### PROBLEM DETAILS:
Determine the number of lines where "электроосвещения" occurs and reply with that number by itself.

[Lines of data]

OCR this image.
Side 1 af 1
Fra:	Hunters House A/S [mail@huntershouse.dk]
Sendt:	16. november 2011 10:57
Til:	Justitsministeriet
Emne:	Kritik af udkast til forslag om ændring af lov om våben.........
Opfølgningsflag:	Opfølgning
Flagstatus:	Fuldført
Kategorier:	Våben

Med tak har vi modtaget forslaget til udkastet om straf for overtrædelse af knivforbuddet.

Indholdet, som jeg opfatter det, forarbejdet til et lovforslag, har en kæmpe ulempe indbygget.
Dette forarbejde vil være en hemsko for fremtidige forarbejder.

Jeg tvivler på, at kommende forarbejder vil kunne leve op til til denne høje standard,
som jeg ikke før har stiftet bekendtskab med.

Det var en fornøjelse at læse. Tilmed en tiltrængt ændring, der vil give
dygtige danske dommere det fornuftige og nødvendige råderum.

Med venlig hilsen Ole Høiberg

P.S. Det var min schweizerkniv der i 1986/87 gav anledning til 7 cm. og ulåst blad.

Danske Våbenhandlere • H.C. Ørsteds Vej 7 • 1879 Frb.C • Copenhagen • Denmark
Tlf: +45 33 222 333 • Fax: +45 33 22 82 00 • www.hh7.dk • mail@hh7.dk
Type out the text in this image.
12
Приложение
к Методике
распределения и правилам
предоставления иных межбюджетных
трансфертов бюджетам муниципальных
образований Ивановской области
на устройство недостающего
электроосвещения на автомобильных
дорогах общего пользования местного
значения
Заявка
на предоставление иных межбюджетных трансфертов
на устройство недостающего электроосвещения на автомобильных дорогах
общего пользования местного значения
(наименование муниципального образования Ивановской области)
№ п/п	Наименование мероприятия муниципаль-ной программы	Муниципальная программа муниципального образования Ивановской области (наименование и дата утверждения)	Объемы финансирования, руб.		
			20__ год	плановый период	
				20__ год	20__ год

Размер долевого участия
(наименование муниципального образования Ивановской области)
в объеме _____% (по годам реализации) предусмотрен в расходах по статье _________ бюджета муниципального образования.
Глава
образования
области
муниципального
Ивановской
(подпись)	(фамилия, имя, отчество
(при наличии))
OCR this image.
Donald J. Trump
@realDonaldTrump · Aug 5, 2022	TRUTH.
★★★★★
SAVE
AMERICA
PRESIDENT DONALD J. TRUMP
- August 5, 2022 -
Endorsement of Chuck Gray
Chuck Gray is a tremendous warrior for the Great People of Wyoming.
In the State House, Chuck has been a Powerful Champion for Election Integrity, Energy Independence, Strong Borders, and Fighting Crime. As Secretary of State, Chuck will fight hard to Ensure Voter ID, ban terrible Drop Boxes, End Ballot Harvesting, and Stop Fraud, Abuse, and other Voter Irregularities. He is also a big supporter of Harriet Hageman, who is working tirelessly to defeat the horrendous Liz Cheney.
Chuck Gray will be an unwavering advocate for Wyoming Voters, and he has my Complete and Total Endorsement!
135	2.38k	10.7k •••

### WRITTEN SOLUTION:
2